**REQUIREMENT:** Copy out, unchanged, every line of the data below from the line containing "x-category-label: T2DM: [948, 756, 1046, 797]" down to the line containing "bars: * T1DM", including both of those lines.

/---

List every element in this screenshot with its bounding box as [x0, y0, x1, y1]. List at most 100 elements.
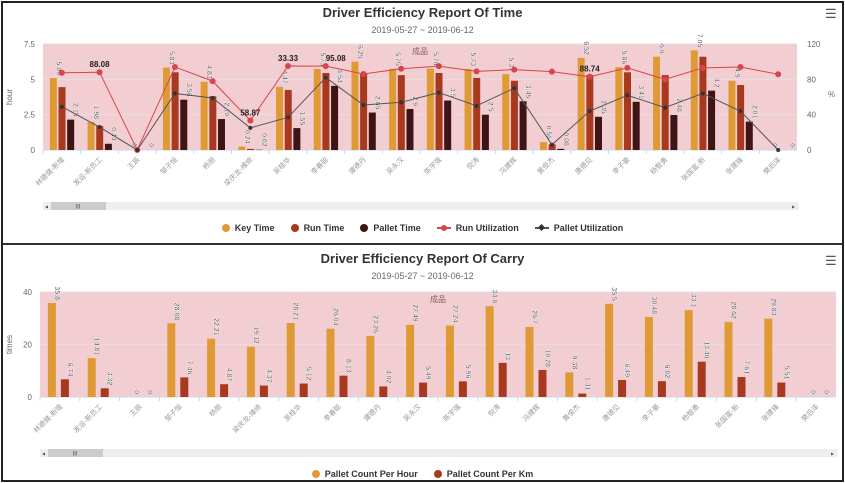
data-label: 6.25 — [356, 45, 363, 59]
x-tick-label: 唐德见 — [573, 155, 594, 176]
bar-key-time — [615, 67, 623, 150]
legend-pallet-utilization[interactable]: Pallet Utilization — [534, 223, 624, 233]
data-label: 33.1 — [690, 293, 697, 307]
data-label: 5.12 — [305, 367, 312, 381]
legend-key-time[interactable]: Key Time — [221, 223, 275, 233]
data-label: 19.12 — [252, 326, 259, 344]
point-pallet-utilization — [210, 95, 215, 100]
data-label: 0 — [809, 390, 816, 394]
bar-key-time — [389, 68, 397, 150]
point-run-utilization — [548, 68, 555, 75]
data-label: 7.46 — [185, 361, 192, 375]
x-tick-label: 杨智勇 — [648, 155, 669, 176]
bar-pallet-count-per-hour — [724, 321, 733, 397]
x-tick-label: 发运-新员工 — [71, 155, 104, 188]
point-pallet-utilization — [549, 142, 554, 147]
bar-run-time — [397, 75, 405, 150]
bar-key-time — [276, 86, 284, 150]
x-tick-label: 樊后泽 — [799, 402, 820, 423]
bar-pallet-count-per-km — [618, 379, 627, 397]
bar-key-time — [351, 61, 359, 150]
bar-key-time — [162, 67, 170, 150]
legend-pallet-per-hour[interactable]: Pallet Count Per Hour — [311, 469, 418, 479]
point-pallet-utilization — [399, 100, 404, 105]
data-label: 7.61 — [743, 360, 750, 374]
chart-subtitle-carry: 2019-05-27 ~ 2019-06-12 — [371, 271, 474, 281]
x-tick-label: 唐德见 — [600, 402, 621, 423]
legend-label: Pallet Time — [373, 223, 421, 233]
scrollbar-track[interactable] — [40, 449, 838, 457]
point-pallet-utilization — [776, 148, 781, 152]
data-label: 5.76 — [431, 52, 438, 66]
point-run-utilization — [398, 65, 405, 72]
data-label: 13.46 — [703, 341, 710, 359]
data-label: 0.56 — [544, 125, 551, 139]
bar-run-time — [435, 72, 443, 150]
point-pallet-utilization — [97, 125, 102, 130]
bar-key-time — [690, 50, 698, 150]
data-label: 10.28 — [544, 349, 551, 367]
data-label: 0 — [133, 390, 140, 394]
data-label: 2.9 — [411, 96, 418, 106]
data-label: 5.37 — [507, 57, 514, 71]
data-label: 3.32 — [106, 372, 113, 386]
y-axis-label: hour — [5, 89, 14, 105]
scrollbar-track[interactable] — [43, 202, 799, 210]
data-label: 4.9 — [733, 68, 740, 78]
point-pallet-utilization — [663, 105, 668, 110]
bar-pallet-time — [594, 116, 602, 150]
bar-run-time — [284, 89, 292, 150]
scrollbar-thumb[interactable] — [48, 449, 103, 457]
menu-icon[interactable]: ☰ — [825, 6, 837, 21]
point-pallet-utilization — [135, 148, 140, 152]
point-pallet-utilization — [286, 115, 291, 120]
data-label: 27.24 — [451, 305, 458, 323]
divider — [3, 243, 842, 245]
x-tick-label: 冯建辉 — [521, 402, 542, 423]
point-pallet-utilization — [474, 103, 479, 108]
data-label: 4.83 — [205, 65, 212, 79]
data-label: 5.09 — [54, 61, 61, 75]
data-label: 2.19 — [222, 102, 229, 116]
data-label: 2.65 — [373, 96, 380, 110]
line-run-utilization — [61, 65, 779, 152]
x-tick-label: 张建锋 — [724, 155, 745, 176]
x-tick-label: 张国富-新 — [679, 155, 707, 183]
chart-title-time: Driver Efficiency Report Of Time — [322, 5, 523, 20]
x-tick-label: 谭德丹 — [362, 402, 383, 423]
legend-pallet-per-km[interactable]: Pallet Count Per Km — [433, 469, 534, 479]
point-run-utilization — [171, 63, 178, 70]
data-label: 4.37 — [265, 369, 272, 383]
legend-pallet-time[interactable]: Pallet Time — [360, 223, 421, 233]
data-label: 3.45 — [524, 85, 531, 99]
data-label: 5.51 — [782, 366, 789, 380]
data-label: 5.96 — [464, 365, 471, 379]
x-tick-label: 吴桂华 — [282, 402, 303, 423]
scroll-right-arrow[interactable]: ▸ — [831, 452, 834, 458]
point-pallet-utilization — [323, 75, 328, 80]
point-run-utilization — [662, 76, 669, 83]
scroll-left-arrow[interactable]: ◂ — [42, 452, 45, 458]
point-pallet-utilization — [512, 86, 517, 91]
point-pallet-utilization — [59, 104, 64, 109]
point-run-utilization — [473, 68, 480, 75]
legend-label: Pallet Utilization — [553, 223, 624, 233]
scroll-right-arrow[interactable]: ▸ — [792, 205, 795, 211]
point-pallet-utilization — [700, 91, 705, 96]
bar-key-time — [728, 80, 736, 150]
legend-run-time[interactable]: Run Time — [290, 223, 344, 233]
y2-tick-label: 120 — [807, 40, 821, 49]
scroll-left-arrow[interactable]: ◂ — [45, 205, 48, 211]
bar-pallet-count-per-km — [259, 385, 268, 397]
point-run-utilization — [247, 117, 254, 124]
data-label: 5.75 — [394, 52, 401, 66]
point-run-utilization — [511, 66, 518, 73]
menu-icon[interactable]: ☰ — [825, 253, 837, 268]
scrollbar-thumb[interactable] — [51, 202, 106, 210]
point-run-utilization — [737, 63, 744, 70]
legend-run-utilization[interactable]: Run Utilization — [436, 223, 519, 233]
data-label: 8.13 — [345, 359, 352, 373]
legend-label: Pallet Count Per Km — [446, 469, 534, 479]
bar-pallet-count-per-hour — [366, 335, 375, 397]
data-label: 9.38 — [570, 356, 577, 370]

\---
/---

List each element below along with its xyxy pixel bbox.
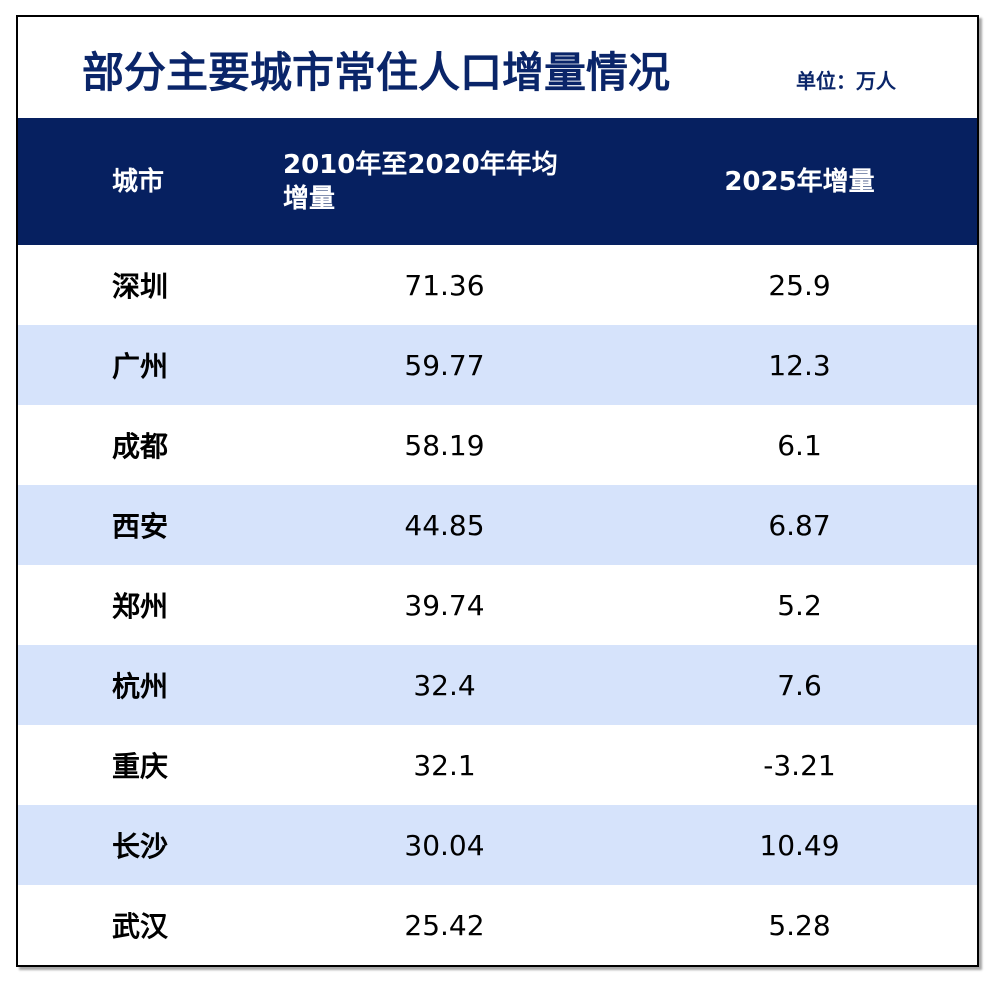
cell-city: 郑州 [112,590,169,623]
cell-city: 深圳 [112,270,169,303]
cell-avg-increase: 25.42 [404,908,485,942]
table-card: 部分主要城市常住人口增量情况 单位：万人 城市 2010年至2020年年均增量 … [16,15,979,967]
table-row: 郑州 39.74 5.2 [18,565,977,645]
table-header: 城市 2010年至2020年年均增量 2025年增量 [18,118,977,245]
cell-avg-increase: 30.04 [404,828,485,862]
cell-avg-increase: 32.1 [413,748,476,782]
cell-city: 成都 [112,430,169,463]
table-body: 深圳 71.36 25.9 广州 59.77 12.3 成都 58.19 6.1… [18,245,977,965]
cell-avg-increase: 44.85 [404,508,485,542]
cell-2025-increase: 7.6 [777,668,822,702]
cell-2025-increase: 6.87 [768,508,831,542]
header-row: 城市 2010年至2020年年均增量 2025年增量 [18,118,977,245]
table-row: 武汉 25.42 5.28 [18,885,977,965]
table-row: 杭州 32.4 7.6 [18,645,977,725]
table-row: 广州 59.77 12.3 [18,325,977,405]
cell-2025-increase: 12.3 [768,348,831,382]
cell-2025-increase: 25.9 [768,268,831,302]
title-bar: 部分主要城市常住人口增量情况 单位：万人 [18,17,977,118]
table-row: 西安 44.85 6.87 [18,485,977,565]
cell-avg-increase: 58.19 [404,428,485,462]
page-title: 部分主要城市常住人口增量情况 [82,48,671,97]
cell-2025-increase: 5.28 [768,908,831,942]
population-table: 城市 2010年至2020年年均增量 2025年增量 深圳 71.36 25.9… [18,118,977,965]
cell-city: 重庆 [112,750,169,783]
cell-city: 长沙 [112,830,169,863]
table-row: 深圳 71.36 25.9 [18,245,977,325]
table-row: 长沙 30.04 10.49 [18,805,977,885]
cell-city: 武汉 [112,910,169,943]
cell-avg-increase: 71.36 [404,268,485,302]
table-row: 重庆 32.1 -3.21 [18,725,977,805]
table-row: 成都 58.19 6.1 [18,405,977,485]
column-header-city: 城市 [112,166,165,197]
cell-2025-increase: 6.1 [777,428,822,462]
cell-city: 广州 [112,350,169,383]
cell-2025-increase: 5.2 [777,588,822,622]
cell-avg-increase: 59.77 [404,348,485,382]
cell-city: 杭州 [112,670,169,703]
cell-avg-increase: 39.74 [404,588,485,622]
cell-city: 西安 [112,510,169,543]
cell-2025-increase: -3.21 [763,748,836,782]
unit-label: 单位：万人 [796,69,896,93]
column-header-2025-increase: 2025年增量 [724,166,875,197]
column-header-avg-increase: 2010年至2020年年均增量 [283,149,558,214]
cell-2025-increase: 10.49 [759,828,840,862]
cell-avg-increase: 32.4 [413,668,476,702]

\---
/---

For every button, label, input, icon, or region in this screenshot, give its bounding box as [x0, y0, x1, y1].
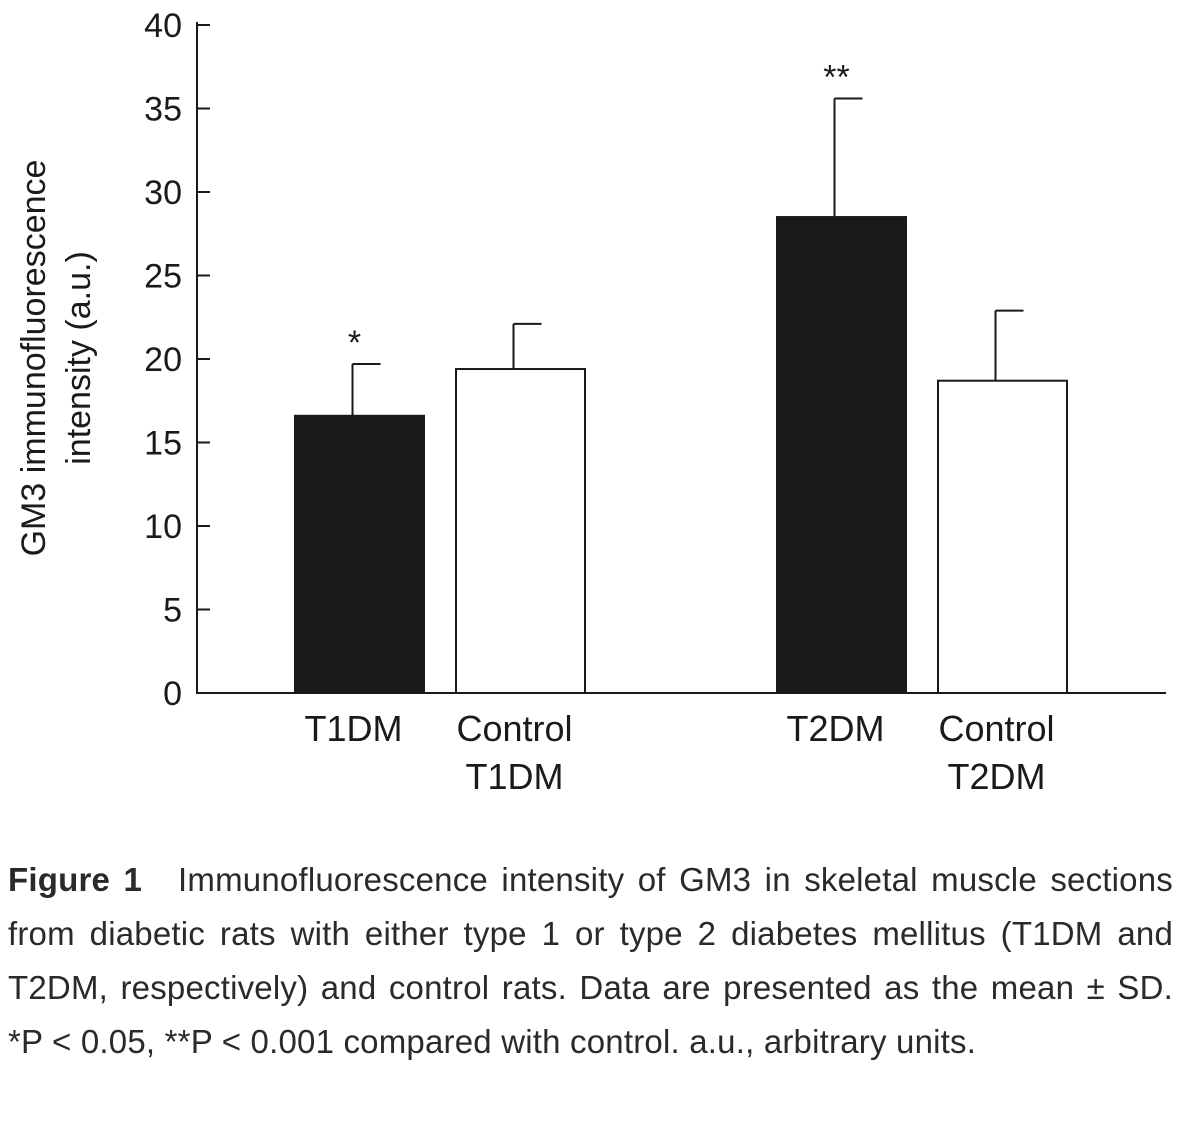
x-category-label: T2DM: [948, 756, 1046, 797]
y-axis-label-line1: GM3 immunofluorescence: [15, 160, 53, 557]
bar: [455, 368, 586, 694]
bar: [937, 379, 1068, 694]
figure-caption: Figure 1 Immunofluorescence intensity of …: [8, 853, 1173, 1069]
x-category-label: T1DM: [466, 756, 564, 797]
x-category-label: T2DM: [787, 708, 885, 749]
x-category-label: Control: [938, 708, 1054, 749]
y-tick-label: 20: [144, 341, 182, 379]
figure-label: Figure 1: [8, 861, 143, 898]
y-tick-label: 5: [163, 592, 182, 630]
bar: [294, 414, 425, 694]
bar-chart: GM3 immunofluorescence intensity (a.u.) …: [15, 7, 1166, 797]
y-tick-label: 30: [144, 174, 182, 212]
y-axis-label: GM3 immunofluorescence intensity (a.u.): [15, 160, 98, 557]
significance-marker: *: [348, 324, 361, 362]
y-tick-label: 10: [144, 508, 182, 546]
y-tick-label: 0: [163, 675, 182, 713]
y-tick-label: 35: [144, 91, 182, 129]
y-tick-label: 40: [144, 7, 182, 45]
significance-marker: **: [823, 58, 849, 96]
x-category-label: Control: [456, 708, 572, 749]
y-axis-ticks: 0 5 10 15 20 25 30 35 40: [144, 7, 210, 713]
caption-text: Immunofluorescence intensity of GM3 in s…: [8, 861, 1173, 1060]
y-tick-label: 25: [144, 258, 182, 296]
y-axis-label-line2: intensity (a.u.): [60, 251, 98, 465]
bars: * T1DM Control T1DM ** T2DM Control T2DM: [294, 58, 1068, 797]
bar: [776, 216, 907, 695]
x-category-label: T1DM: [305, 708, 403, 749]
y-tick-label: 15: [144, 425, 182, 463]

\---

**EXERCISE RESULT:**
x-category-label: T2DM: [948, 756, 1046, 797]
y-axis-label-line1: GM3 immunofluorescence: [15, 160, 53, 557]
bar: [455, 368, 586, 694]
bar: [937, 379, 1068, 694]
figure-caption: Figure 1 Immunofluorescence intensity of …: [8, 853, 1173, 1069]
x-category-label: T1DM: [466, 756, 564, 797]
x-category-label: T2DM: [787, 708, 885, 749]
x-category-label: Control: [938, 708, 1054, 749]
y-tick-label: 20: [144, 341, 182, 379]
figure-label: Figure 1: [8, 861, 143, 898]
y-tick-label: 5: [163, 592, 182, 630]
bar: [294, 414, 425, 694]
bar-chart: GM3 immunofluorescence intensity (a.u.) …: [15, 7, 1166, 797]
y-tick-label: 30: [144, 174, 182, 212]
y-axis-label: GM3 immunofluorescence intensity (a.u.): [15, 160, 98, 557]
significance-marker: *: [348, 324, 361, 362]
y-tick-label: 10: [144, 508, 182, 546]
y-tick-label: 0: [163, 675, 182, 713]
y-tick-label: 35: [144, 91, 182, 129]
y-tick-label: 40: [144, 7, 182, 45]
significance-marker: **: [823, 58, 849, 96]
x-category-label: Control: [456, 708, 572, 749]
y-axis-ticks: 0 5 10 15 20 25 30 35 40: [144, 7, 210, 713]
caption-text: Immunofluorescence intensity of GM3 in s…: [8, 861, 1173, 1060]
y-tick-label: 25: [144, 258, 182, 296]
y-axis-label-line2: intensity (a.u.): [60, 251, 98, 465]
bars: * T1DM Control T1DM ** T2DM Control T2DM: [294, 58, 1068, 797]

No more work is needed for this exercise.